Exercise details –
Search the listing for "fungi" and copy every line where it appears.

Material shown –
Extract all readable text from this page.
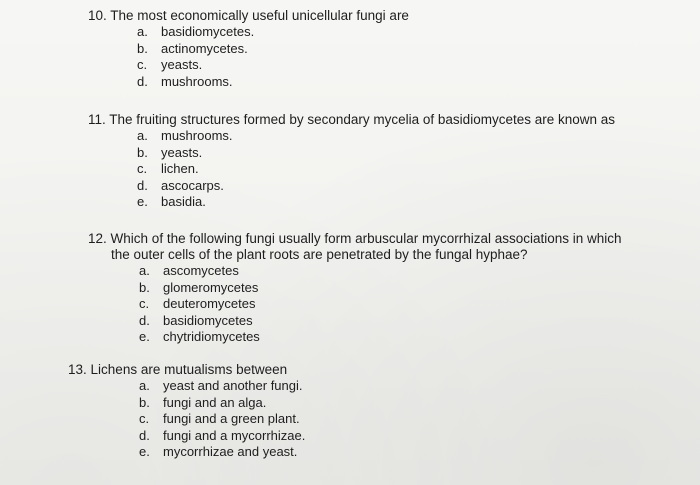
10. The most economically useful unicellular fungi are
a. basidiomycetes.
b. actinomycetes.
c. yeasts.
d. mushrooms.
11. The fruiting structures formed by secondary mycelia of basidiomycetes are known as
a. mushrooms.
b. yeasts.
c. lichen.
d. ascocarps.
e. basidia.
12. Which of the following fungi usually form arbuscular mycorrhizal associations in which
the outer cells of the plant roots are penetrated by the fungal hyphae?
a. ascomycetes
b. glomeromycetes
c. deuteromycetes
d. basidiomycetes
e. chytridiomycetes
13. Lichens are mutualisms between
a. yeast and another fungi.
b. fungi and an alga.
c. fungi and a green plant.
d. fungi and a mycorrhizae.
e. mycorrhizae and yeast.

Output of the exercise –
10. The most economically useful unicellular fungi are
12. Which of the following fungi usually form arbuscular mycorrhizal associations in which
a. yeast and another fungi.
b. fungi and an alga.
c. fungi and a green plant.
d. fungi and a mycorrhizae.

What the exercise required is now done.